Exercise description: Find how many lines in the material contain "Zealand"; your answer should be that number alone.

--*--

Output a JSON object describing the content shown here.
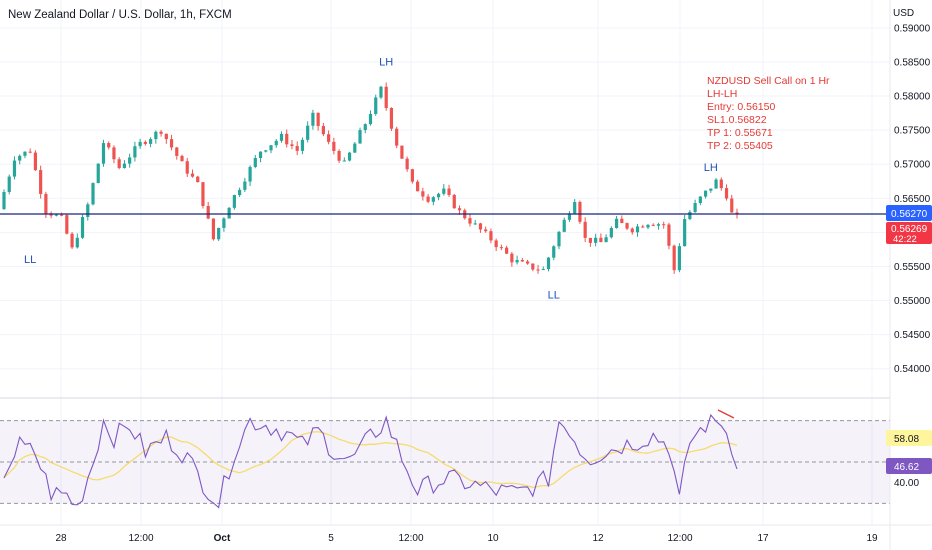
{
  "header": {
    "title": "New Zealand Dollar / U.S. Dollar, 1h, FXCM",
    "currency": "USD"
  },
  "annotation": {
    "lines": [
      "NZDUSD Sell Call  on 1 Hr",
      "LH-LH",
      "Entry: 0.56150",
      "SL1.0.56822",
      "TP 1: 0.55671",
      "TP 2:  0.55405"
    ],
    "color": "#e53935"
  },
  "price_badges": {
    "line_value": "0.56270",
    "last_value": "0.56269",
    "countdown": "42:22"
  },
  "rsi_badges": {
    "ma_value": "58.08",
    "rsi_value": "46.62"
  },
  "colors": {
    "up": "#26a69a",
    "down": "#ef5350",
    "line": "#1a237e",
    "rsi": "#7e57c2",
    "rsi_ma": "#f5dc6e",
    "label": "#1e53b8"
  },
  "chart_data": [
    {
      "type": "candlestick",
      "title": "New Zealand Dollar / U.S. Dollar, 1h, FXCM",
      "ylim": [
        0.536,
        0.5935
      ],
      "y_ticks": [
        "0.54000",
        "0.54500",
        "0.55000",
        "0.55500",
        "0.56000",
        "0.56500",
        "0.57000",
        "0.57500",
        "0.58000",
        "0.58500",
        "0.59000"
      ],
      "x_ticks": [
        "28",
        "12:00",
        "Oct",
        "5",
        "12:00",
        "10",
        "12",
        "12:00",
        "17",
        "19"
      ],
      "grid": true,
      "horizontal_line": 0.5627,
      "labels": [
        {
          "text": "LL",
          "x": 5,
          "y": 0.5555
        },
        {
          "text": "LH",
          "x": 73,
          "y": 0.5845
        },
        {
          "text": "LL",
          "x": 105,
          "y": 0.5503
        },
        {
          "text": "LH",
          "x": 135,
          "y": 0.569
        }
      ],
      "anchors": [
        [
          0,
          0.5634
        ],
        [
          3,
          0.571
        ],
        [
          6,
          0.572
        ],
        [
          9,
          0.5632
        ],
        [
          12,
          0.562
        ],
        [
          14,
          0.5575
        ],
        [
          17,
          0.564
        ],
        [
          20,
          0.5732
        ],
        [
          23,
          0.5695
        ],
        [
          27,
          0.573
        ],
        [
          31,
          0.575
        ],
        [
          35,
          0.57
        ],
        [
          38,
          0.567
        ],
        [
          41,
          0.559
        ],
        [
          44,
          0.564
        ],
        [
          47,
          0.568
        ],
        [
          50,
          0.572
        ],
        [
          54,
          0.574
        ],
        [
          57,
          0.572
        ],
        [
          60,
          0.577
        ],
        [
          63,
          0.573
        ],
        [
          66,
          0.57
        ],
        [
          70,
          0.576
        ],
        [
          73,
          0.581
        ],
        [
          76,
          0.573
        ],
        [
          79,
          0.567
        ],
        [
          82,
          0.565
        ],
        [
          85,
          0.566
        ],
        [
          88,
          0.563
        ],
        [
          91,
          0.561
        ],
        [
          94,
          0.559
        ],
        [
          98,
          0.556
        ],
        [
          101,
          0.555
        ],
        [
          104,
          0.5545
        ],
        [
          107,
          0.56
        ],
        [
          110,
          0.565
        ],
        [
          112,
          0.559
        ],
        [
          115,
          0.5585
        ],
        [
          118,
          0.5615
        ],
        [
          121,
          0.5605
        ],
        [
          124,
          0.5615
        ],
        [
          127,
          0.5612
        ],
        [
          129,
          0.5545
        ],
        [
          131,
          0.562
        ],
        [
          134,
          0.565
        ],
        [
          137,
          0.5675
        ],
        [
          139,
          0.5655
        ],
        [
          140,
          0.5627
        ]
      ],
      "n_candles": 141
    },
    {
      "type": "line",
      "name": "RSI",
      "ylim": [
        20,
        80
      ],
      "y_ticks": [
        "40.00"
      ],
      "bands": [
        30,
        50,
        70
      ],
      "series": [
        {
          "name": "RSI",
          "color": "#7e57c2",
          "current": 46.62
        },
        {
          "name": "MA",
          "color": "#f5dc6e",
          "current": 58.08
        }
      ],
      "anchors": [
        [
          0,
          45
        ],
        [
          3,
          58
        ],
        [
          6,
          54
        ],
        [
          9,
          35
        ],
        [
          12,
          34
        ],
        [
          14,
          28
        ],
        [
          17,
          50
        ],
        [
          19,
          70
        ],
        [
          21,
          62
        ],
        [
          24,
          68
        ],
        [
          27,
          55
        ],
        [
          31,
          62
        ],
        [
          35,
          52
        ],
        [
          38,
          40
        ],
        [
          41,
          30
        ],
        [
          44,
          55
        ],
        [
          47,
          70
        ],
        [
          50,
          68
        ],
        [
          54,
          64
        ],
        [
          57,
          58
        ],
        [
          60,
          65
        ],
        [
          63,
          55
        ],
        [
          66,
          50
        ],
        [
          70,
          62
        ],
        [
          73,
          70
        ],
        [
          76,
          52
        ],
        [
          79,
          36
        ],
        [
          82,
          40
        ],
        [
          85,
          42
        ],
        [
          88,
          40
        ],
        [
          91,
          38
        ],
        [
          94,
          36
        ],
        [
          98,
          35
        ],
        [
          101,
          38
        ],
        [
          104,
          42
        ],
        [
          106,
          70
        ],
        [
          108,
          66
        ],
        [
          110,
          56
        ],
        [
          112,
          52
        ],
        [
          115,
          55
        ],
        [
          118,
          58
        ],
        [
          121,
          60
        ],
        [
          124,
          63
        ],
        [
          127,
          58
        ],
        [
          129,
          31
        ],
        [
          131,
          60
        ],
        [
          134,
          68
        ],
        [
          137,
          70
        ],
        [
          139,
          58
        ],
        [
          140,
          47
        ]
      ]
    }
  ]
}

--*--

Full answer: 2